**REQUEST:**
Set the following entries down again exactly, line by line.

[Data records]
** begin **
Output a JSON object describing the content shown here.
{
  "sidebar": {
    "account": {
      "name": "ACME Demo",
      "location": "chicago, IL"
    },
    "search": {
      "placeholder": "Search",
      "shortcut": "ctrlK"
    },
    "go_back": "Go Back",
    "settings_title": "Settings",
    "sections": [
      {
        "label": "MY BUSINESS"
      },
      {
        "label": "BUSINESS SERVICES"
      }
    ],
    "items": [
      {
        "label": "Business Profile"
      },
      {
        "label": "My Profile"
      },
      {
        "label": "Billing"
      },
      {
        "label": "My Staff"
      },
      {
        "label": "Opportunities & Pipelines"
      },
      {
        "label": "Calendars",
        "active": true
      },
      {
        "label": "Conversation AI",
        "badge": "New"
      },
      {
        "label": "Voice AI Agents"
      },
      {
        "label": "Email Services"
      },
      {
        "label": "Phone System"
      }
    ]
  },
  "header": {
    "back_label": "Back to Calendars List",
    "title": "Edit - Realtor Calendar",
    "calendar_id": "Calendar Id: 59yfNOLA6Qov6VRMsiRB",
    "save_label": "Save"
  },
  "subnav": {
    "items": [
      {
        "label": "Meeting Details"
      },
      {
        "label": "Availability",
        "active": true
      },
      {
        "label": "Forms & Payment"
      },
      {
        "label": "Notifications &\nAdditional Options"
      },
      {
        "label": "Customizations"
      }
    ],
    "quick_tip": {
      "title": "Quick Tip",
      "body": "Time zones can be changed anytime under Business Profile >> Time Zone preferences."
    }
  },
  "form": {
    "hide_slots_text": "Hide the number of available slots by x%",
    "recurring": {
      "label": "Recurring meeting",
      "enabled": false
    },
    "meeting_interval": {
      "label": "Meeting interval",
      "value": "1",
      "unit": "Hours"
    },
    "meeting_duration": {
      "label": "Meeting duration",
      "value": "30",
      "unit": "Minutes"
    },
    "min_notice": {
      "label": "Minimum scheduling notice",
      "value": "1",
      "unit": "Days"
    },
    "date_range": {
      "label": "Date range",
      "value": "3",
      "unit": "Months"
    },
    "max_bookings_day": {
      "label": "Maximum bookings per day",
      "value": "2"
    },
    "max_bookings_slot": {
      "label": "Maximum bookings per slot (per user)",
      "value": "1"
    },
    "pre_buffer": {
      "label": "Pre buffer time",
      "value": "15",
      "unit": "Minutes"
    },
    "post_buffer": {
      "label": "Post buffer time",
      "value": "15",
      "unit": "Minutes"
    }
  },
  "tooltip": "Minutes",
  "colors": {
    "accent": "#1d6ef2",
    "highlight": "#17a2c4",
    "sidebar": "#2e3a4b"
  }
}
** end **
**RESPONSE:**
Output a JSON object describing the content shown here.
{
  "sidebar": {
    "account": {
      "name": "ACME Demo",
      "location": "chicago, IL"
    },
    "search": {
      "placeholder": "Search",
      "shortcut": "ctrlK"
    },
    "go_back": "Go Back",
    "settings_title": "Settings",
    "sections": [
      {
        "label": "MY BUSINESS"
      },
      {
        "label": "BUSINESS SERVICES"
      }
    ],
    "items": [
      {
        "label": "Business Profile"
      },
      {
        "label": "My Profile"
      },
      {
        "label": "Billing"
      },
      {
        "label": "My Staff"
      },
      {
        "label": "Opportunities & Pipelines"
      },
      {
        "label": "Calendars",
        "active": true
      },
      {
        "label": "Conversation AI",
        "badge": "New"
      },
      {
        "label": "Voice AI Agents"
      },
      {
        "label": "Email Services"
      },
      {
        "label": "Phone System"
      }
    ]
  },
  "header": {
    "back_label": "Back to Calendars List",
    "title": "Edit - Realtor Calendar",
    "calendar_id": "Calendar Id: 59yfNOLA6Qov6VRMsiRB",
    "save_label": "Save"
  },
  "subnav": {
    "items": [
      {
        "label": "Meeting Details"
      },
      {
        "label": "Availability",
        "active": true
      },
      {
        "label": "Forms & Payment"
      },
      {
        "label": "Notifications &\nAdditional Options"
      },
      {
        "label": "Customizations"
      }
    ],
    "quick_tip": {
      "title": "Quick Tip",
      "body": "Time zones can be changed anytime under Business Profile >> Time Zone preferences."
    }
  },
  "form": {
    "hide_slots_text": "Hide the number of available slots by x%",
    "recurring": {
      "label": "Recurring meeting",
      "enabled": false
    },
    "meeting_interval": {
      "label": "Meeting interval",
      "value": "1",
      "unit": "Hours"
    },
    "meeting_duration": {
      "label": "Meeting duration",
      "value": "30",
      "unit": "Minutes"
    },
    "min_notice": {
      "label": "Minimum scheduling notice",
      "value": "1",
      "unit": "Days"
    },
    "date_range": {
      "label": "Date range",
      "value": "3",
      "unit": "Months"
    },
    "max_bookings_day": {
      "label": "Maximum bookings per day",
      "value": "2"
    },
    "max_bookings_slot": {
      "label": "Maximum bookings per slot (per user)",
      "value": "1"
    },
    "pre_buffer": {
      "label": "Pre buffer time",
      "value": "15",
      "unit": "Minutes"
    },
    "post_buffer": {
      "label": "Post buffer time",
      "value": "15",
      "unit": "Minutes"
    }
  },
  "tooltip": "Minutes",
  "colors": {
    "accent": "#1d6ef2",
    "highlight": "#17a2c4",
    "sidebar": "#2e3a4b"
  }
}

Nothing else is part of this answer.